[Stored records]
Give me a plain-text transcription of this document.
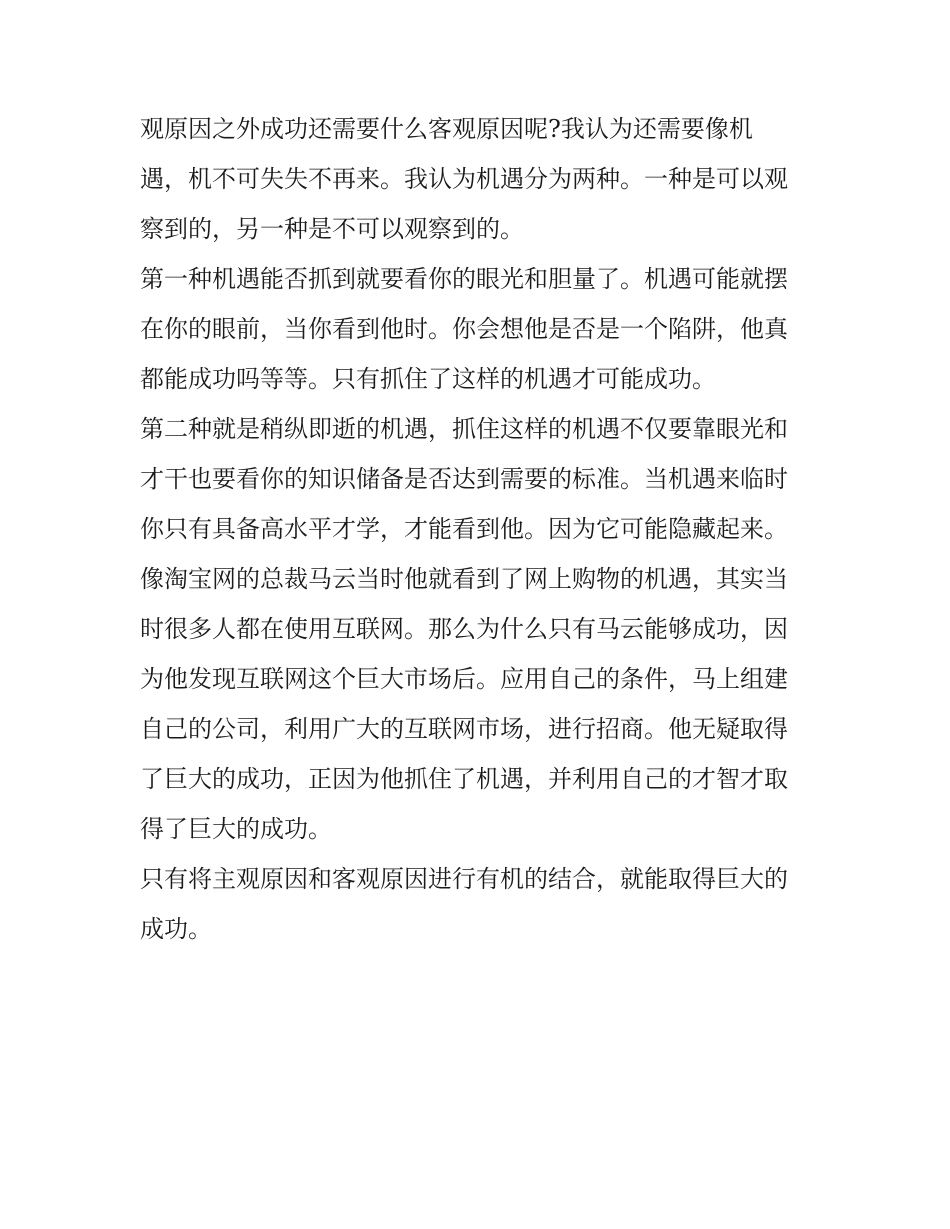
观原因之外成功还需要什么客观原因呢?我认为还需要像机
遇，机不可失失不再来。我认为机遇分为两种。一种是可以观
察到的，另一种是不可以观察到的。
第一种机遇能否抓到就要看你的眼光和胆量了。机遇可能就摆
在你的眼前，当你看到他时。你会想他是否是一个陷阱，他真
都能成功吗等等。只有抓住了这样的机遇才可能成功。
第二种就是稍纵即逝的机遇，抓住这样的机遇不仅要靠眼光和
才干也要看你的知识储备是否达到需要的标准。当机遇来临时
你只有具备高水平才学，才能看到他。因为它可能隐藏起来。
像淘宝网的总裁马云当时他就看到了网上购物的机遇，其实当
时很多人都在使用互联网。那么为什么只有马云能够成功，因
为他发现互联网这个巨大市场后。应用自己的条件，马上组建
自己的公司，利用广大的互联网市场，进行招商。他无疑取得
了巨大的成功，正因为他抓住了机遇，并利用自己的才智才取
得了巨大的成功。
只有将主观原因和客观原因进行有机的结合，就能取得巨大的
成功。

**Set task**
Go through the entries above and output them exactly, without pictures.

**Written response**
Give me a plain-text transcription of this document.
观原因之外成功还需要什么客观原因呢?我认为还需要像机
遇，机不可失失不再来。我认为机遇分为两种。一种是可以观
察到的，另一种是不可以观察到的。
第一种机遇能否抓到就要看你的眼光和胆量了。机遇可能就摆
在你的眼前，当你看到他时。你会想他是否是一个陷阱，他真
都能成功吗等等。只有抓住了这样的机遇才可能成功。
第二种就是稍纵即逝的机遇，抓住这样的机遇不仅要靠眼光和
才干也要看你的知识储备是否达到需要的标准。当机遇来临时
你只有具备高水平才学，才能看到他。因为它可能隐藏起来。
像淘宝网的总裁马云当时他就看到了网上购物的机遇，其实当
时很多人都在使用互联网。那么为什么只有马云能够成功，因
为他发现互联网这个巨大市场后。应用自己的条件，马上组建
自己的公司，利用广大的互联网市场，进行招商。他无疑取得
了巨大的成功，正因为他抓住了机遇，并利用自己的才智才取
得了巨大的成功。
只有将主观原因和客观原因进行有机的结合，就能取得巨大的
成功。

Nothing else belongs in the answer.